What the task requires
Go through the records and copy each line where the word "series" occurs.

□ □ □

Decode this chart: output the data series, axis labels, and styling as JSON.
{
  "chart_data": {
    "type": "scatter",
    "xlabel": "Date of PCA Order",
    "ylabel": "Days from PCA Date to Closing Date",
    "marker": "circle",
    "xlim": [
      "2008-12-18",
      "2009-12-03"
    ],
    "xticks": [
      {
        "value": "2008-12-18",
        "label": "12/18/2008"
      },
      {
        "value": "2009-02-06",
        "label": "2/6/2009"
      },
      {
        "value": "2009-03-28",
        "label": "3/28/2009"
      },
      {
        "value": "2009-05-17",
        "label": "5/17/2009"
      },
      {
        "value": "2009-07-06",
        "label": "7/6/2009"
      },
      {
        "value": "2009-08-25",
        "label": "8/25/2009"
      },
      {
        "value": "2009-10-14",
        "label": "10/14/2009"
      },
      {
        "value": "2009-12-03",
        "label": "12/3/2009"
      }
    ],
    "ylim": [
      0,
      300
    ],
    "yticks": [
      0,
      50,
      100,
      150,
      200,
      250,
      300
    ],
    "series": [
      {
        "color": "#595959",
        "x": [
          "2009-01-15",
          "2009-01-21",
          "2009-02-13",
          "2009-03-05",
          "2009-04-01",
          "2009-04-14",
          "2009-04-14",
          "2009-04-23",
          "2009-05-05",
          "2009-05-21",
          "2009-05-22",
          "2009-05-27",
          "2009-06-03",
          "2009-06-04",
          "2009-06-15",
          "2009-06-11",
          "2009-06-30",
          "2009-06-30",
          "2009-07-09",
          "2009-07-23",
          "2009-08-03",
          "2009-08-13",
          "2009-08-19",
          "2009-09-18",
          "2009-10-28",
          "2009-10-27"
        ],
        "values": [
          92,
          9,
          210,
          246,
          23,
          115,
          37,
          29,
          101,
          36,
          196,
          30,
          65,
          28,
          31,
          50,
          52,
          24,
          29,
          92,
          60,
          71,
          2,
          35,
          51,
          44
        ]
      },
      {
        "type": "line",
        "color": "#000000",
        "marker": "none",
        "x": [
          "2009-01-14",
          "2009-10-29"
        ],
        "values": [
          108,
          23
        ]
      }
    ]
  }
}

□ □ □

Full answer
Decode this chart: output the data series, axis labels, and styling as JSON.
    "series": [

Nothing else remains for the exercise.